Reproduce the data exactly and drop any pictures it holds.

(Data records)
************
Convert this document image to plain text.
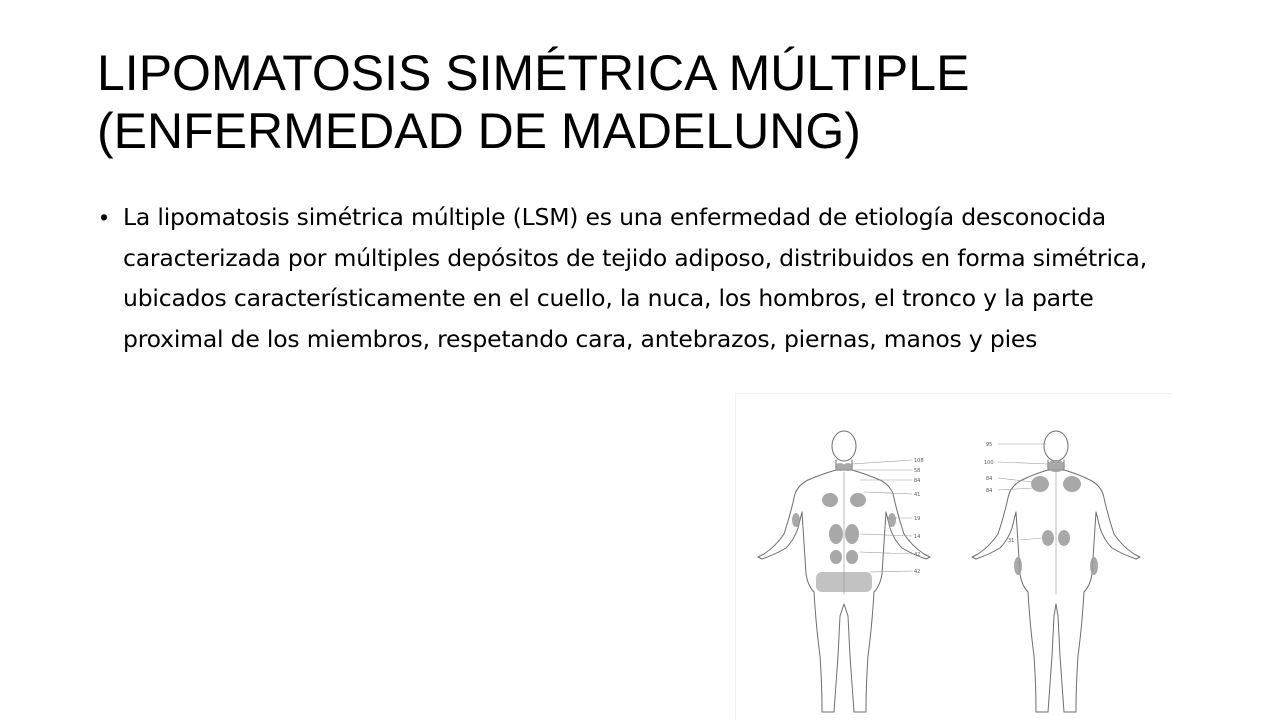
LIPOMATOSIS SIMÉTRICA MÚLTIPLE (ENFERMEDAD DE MADELUNG)
• La lipomatosis simétrica múltiple (LSM) es una enfermedad de etiología desconocida caracterizada por múltiples depósitos de tejido adiposo, distribuidos en forma simétrica, ubicados característicamente en el cuello, la nuca, los hombros, el tronco y la parte proximal de los miembros, respetando cara, antebrazos, piernas, manos y pies
108
58
84
41
19
14
42
42
95
100
84
84
31
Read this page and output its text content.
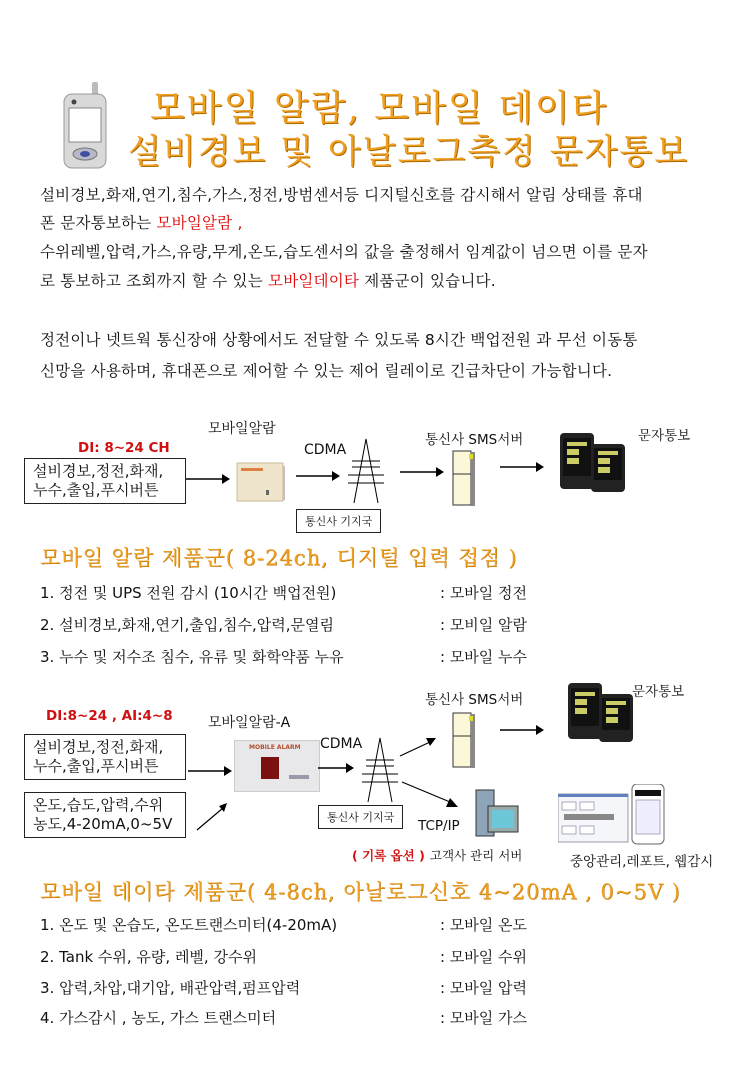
모바일 알람, 모바일 데이타
설비경보 및 아날로그측정 문자통보
설비경보,화재,연기,침수,가스,정전,방범센서등 디지털신호를 감시해서 알림 상태를 휴대
폰 문자통보하는 모바일알람 ,
수위레벨,압력,가스,유량,무게,온도,습도센서의 값을 출정해서 임계값이 넘으면 이를 문자
로 통보하고 조회까지 할 수 있는 모바일데이타 제품군이 있습니다.
정전이나 넷트웍 통신장애 상황에서도 전달할 수 있도록 8시간 백업전원 과 무선 이동통
신망을 사용하며, 휴대폰으로 제어할 수 있는 제어 릴레이로 긴급차단이 가능합니다.
DI: 8~24 CH
설비경보,정전,화재,
누수,출입,푸시버튼
모바일알람
CDMA
통신사 기지국
통신사 SMS서버	문자통보
모바일 알람 제품군( 8-24ch, 디지털 입력 접점 )
1. 정전 및 UPS 전원 감시 (10시간 백업전원)	: 모바일 정전
2. 설비경보,화재,연기,출입,침수,압력,문열림	: 모비일 알람
3. 누수 및 저수조 침수, 유류 및 화학약품 누유	: 모바일 누수
DI:8~24 , AI:4~8
설비경보,정전,화재,
누수,출입,푸시버튼
온도,습도,압력,수위
농도,4-20mA,0~5V
모바일알람-A
MOBILE ALARM CDMA
통신사 기지국
통신사 SMS서버	문자통보
TCP/IP
( 기록 옵션 ) 고객사 관리 서버	중앙관리,레포트, 웹감시
모바일 데이타 제품군( 4-8ch, 아날로그신호 4~20mA , 0~5V )
1. 온도 및 온습도, 온도트랜스미터(4-20mA)	: 모바일 온도
2. Tank 수위, 유량, 레벨, 강수위	: 모바일 수위
3. 압력,차압,대기압, 배관압력,펌프압력	: 모바일 압력
4. 가스감시 , 농도, 가스 트랜스미터	: 모바일 가스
************
• CORRECT OUTPUT:
Convert this document image to plain text.
LIPOMATOSIS SIMÉTRICA MÚLTIPLE (ENFERMEDAD DE MADELUNG)
• La lipomatosis simétrica múltiple (LSM) es una enfermedad de etiología desconocida caracterizada por múltiples depósitos de tejido adiposo, distribuidos en forma simétrica, ubicados característicamente en el cuello, la nuca, los hombros, el tronco y la parte proximal de los miembros, respetando cara, antebrazos, piernas, manos y pies
108
58
84
41
19
14
42
42
95
100
84
84
31
Read this page and output its text content.
모바일 알람, 모바일 데이타
설비경보 및 아날로그측정 문자통보
설비경보,화재,연기,침수,가스,정전,방범센서등 디지털신호를 감시해서 알림 상태를 휴대
폰 문자통보하는 모바일알람 ,
수위레벨,압력,가스,유량,무게,온도,습도센서의 값을 출정해서 임계값이 넘으면 이를 문자
로 통보하고 조회까지 할 수 있는 모바일데이타 제품군이 있습니다.
정전이나 넷트웍 통신장애 상황에서도 전달할 수 있도록 8시간 백업전원 과 무선 이동통
신망을 사용하며, 휴대폰으로 제어할 수 있는 제어 릴레이로 긴급차단이 가능합니다.
DI: 8~24 CH
설비경보,정전,화재,
누수,출입,푸시버튼
모바일알람
CDMA
통신사 기지국
통신사 SMS서버	문자통보
모바일 알람 제품군( 8-24ch, 디지털 입력 접점 )
1. 정전 및 UPS 전원 감시 (10시간 백업전원)	: 모바일 정전
2. 설비경보,화재,연기,출입,침수,압력,문열림	: 모비일 알람
3. 누수 및 저수조 침수, 유류 및 화학약품 누유	: 모바일 누수
DI:8~24 , AI:4~8
설비경보,정전,화재,
누수,출입,푸시버튼
온도,습도,압력,수위
농도,4-20mA,0~5V
모바일알람-A
MOBILE ALARM CDMA
통신사 기지국
통신사 SMS서버	문자통보
TCP/IP
( 기록 옵션 ) 고객사 관리 서버	중앙관리,레포트, 웹감시
모바일 데이타 제품군( 4-8ch, 아날로그신호 4~20mA , 0~5V )
1. 온도 및 온습도, 온도트랜스미터(4-20mA)	: 모바일 온도
2. Tank 수위, 유량, 레벨, 강수위	: 모바일 수위
3. 압력,차압,대기압, 배관압력,펌프압력	: 모바일 압력
4. 가스감시 , 농도, 가스 트랜스미터	: 모바일 가스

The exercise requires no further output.